(GIVEN DATA begins)

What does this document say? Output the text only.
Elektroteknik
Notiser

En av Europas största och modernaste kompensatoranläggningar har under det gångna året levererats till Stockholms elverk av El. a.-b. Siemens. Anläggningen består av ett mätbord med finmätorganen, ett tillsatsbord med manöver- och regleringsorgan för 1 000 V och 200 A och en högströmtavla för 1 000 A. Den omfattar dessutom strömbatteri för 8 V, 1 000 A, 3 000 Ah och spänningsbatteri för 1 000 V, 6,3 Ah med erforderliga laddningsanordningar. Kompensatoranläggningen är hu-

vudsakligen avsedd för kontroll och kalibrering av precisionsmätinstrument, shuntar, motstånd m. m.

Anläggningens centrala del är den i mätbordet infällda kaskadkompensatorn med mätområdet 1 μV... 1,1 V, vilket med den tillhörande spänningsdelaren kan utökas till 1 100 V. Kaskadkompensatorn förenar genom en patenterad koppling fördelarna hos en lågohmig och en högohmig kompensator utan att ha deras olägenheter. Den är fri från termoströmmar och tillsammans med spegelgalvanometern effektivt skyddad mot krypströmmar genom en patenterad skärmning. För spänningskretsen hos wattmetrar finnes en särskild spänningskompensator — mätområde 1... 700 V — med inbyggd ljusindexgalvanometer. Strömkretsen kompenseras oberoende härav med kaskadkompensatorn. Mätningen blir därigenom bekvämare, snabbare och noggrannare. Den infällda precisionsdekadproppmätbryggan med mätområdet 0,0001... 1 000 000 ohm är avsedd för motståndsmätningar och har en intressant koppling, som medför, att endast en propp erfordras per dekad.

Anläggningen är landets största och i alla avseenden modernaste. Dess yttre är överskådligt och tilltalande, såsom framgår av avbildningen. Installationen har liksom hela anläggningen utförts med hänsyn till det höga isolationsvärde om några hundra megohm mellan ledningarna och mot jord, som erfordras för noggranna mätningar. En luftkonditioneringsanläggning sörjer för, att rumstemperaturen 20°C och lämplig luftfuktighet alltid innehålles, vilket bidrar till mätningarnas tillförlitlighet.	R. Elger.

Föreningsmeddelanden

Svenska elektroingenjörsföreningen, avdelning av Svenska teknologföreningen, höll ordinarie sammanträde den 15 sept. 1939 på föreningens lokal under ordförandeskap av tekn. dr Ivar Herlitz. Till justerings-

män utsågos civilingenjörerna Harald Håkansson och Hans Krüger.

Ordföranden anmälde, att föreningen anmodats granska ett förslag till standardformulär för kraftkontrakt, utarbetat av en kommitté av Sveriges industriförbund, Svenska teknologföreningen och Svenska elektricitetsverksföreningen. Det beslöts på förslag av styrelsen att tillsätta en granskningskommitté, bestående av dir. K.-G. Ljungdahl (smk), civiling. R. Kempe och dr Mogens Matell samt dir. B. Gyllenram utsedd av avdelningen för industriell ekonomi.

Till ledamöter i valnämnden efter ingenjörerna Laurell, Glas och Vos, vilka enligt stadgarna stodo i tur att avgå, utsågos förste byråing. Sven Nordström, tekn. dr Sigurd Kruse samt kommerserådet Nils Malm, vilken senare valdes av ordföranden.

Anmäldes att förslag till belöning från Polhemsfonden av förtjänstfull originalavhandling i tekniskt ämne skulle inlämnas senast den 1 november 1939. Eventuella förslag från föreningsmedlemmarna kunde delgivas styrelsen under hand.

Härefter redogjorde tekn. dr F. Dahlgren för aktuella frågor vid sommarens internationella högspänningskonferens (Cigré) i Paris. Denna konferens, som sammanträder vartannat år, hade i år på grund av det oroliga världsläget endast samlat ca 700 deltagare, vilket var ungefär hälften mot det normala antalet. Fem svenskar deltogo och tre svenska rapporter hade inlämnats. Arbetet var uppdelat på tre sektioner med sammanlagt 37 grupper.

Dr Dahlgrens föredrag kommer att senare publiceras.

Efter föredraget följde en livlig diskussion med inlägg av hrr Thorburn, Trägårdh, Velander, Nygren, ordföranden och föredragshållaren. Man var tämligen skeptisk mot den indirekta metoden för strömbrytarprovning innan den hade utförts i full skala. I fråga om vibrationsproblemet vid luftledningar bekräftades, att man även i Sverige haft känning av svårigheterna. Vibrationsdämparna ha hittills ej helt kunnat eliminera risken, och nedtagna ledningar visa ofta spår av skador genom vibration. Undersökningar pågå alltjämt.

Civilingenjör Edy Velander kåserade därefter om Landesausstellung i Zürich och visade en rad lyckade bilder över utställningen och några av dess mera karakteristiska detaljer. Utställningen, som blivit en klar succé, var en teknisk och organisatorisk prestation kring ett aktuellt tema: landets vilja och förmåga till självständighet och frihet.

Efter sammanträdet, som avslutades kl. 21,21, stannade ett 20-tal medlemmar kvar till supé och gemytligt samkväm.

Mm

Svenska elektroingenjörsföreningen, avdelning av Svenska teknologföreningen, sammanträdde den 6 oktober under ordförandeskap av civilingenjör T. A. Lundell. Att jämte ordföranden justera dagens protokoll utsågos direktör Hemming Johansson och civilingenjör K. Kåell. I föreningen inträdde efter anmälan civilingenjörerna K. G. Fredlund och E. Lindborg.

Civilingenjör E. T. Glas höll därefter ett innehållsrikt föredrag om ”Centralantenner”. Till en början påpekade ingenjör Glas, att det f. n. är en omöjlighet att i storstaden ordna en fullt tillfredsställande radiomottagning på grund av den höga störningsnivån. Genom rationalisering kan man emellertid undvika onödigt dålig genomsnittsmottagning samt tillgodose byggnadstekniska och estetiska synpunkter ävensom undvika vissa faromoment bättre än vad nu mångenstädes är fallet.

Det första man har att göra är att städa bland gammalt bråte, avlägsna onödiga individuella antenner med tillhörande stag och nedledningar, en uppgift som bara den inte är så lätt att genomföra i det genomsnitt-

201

(GIVEN DATA ends)

● **WHAT TO DO**: In the records above, find each line that holds the word "senare"; copy all such lines.

● **ANSWER FOR THIS EXERCISE**:
Till ledamöter i valnämnden efter ingenjörerna Laurell, Glas och Vos, vilka enligt stadgarna stodo i tur att avgå, utsågos förste byråing. Sven Nordström, tekn. dr Sigurd Kruse samt kommerserådet Nils Malm, vilken senare valdes av ordföranden.
Dr Dahlgrens föredrag kommer att senare publiceras.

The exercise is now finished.